Go through the material below, count the lines with the word "port", and reply with the count alone.

- Task material:
————————
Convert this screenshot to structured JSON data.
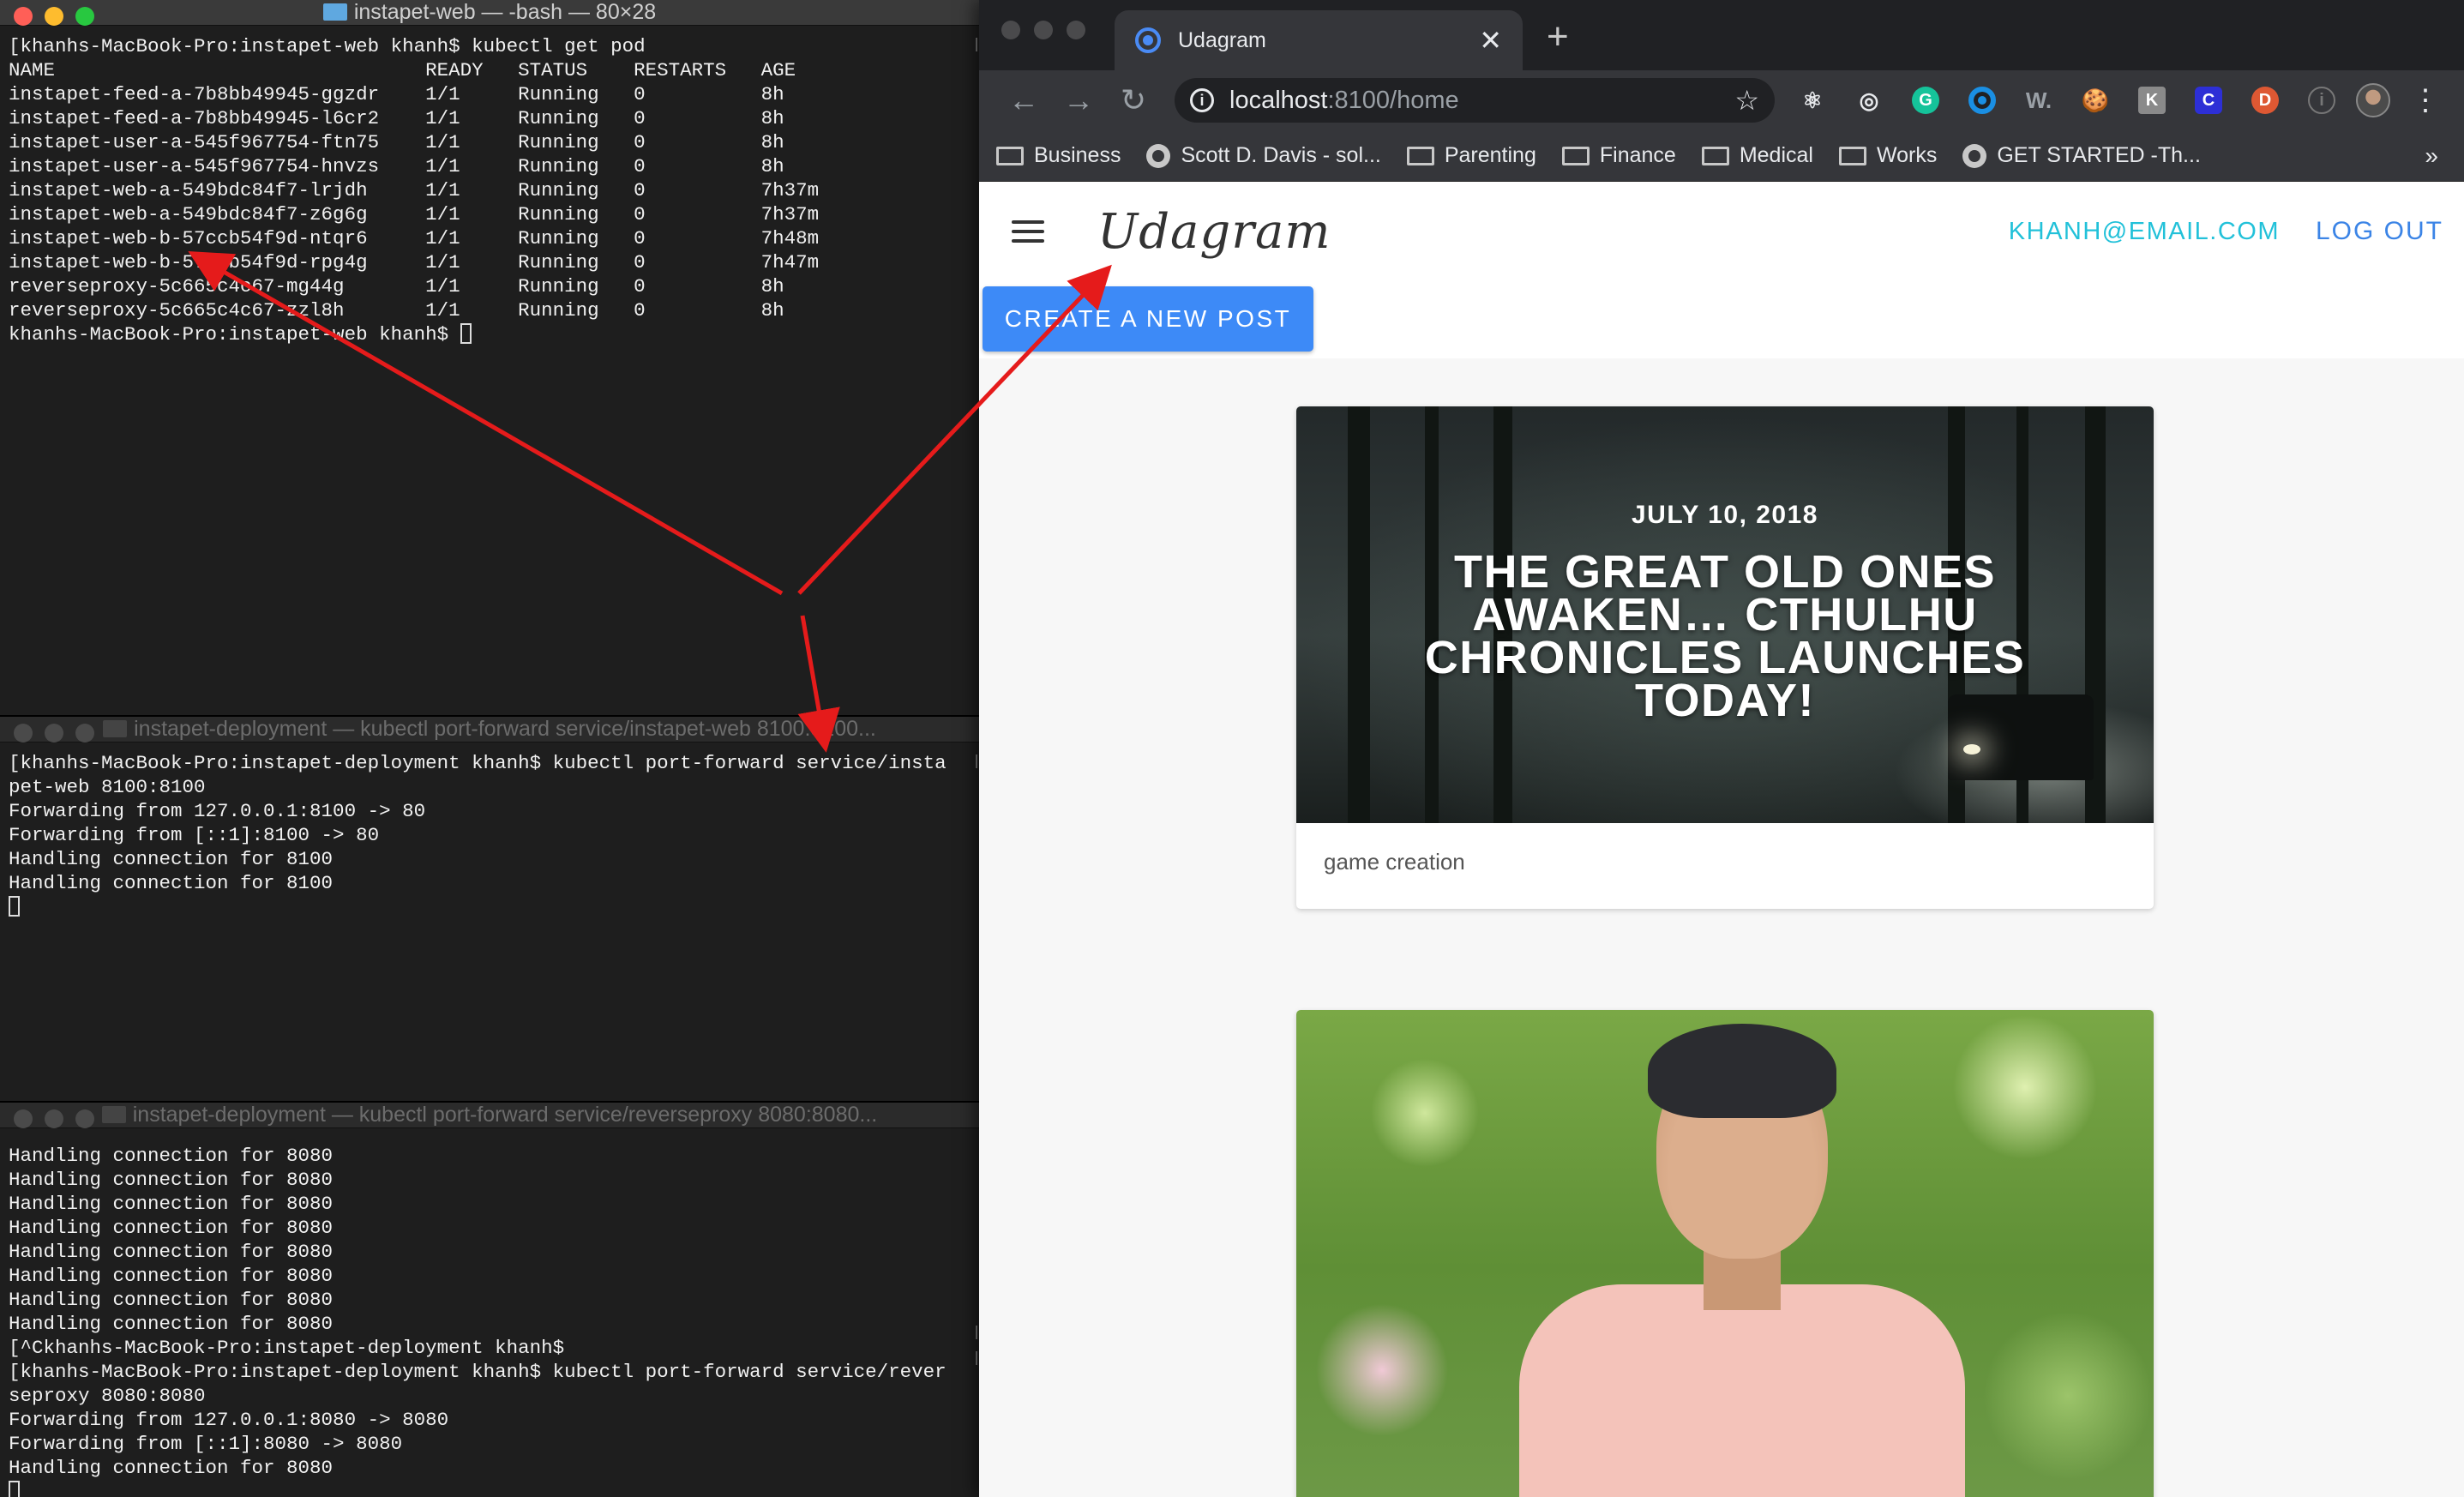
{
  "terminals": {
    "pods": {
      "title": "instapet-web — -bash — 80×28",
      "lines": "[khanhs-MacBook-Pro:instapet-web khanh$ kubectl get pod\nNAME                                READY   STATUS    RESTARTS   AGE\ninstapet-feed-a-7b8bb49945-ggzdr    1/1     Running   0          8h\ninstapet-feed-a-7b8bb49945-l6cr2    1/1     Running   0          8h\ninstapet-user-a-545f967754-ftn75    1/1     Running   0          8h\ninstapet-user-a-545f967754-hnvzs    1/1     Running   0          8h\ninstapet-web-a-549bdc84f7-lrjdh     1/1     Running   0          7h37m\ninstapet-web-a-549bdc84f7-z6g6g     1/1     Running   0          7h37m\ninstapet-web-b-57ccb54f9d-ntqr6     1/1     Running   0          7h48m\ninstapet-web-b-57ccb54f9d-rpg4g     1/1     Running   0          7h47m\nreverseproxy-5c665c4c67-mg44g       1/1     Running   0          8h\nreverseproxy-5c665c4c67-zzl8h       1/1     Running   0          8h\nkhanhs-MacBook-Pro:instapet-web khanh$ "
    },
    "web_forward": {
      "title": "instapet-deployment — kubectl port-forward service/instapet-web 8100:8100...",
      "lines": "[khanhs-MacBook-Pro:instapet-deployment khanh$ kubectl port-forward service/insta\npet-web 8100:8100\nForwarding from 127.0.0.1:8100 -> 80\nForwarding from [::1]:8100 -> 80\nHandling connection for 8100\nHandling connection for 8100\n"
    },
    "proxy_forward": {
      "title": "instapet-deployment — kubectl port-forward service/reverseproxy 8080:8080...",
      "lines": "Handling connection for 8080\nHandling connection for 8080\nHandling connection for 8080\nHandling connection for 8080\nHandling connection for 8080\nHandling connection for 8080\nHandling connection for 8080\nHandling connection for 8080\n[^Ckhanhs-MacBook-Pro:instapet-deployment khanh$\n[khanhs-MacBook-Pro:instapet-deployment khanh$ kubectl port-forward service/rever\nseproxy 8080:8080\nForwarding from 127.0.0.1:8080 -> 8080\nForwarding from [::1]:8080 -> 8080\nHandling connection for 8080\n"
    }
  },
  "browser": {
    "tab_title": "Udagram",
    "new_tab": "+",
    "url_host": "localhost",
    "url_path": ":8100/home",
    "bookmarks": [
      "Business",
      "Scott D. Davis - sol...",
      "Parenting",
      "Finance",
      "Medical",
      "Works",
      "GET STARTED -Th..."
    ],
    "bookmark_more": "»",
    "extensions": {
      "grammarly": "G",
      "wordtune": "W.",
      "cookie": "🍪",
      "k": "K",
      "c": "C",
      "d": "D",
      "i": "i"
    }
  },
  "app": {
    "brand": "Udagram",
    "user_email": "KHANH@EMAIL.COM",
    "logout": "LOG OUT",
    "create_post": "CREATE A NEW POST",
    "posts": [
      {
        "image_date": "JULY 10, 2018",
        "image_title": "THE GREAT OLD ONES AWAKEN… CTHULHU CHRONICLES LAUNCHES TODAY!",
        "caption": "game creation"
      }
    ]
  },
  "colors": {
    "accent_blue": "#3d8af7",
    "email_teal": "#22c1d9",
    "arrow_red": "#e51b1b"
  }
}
————————
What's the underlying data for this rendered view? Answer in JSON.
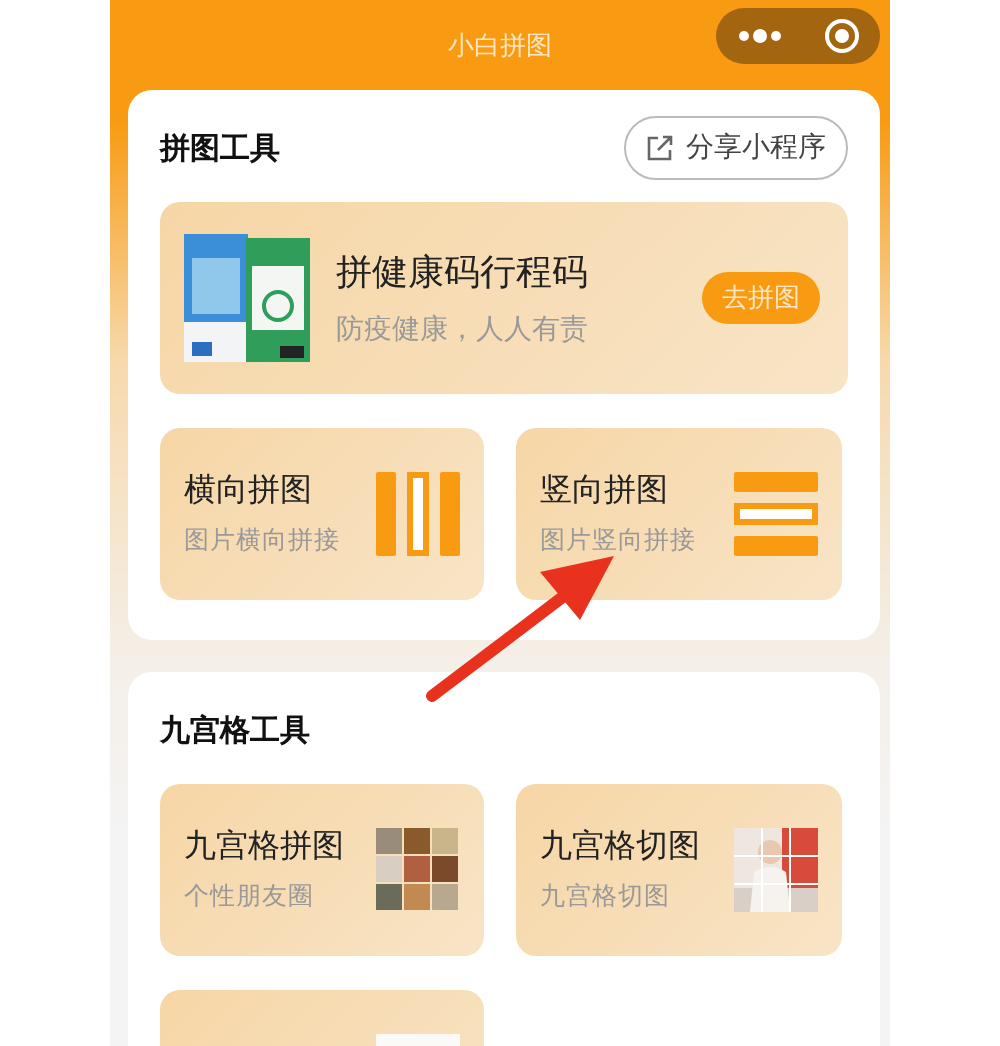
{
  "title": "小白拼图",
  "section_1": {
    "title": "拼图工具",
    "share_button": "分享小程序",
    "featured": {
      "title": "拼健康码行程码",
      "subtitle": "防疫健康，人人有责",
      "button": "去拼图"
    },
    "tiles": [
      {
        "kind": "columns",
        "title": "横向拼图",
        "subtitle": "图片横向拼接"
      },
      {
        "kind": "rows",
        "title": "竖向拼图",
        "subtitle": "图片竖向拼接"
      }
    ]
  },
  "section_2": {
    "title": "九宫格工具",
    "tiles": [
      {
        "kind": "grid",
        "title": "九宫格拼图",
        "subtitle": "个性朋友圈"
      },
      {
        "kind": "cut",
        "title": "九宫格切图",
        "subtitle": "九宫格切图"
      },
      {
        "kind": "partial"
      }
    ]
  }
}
————————
- Exercise solution: 4